(Instructions to follow): Keep every line where the word "JSON" appears; drop the rest.

************

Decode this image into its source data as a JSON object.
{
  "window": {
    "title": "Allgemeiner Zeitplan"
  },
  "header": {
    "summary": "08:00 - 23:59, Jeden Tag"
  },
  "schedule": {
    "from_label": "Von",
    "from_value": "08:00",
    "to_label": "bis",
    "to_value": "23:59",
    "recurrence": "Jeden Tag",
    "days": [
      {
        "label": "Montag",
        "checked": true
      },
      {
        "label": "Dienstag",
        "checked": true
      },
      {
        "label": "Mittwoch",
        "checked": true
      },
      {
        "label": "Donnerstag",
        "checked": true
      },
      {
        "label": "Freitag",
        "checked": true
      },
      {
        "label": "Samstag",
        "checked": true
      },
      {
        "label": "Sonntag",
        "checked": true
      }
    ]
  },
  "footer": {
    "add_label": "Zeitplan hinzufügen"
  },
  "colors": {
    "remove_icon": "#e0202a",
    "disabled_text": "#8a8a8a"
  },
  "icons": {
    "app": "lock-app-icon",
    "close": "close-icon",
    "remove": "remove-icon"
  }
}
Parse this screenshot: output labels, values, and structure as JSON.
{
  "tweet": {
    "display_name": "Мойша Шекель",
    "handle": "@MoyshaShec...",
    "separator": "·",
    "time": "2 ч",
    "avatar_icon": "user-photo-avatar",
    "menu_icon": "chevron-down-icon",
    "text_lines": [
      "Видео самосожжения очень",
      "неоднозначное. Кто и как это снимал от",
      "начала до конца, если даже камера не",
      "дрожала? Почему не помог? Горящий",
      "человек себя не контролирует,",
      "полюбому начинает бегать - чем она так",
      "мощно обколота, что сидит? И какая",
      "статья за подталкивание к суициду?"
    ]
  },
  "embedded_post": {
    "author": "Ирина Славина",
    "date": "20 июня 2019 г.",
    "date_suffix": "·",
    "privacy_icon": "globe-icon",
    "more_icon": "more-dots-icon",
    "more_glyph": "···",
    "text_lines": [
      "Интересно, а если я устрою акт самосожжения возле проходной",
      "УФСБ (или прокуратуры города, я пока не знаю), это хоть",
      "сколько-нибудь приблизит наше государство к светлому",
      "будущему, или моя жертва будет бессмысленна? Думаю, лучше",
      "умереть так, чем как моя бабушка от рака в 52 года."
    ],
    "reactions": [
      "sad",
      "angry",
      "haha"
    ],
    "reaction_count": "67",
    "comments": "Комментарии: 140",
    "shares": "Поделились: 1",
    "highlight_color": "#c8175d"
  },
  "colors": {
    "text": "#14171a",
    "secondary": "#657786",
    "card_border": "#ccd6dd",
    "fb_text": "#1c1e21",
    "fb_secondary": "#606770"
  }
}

************

(Result for this exercise):
Decode this image into its source data as a JSON object.
Parse this screenshot: output labels, values, and structure as JSON.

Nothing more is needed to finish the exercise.